**PROMPT:**
Your task is to tally the lines of the listing containing the word "Universitas" and report the figure alone.

**INPUT ROWS:**
● ● ●
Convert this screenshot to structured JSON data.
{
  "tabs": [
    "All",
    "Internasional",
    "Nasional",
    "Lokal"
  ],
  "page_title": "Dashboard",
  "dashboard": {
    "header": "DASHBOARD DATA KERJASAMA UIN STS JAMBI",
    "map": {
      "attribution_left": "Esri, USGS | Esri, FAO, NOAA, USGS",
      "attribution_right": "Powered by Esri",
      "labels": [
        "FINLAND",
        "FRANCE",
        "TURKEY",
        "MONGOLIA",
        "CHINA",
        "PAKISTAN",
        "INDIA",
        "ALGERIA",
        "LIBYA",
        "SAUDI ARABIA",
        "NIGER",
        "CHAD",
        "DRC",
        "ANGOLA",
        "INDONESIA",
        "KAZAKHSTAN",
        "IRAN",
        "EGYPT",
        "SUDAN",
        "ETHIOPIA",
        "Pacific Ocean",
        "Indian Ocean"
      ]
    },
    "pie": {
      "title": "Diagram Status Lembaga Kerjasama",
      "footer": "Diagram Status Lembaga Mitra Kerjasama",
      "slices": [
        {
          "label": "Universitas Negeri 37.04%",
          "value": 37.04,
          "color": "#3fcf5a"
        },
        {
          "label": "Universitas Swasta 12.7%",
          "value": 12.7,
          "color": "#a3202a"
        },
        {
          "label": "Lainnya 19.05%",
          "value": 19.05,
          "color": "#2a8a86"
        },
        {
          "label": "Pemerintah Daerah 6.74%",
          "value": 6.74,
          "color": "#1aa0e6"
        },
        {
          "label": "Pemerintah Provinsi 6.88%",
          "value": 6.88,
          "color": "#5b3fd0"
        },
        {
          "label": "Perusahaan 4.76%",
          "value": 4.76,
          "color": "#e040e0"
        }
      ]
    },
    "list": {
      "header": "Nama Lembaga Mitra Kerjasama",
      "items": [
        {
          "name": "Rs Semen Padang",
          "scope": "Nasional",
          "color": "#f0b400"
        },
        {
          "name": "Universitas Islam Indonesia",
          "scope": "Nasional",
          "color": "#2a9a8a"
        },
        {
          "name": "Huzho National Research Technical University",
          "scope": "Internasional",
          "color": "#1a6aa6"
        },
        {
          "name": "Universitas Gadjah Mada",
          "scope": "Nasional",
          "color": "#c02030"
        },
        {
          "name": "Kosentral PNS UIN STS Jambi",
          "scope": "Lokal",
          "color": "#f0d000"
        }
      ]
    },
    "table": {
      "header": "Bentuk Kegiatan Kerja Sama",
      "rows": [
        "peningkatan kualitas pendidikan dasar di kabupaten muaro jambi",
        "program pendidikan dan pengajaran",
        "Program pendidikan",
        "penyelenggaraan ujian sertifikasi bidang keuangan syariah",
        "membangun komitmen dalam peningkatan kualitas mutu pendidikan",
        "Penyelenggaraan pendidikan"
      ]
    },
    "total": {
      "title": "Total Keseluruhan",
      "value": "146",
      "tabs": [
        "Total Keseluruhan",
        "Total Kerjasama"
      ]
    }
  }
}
● ● ●
**OUTPUT OF THE TASK:**
4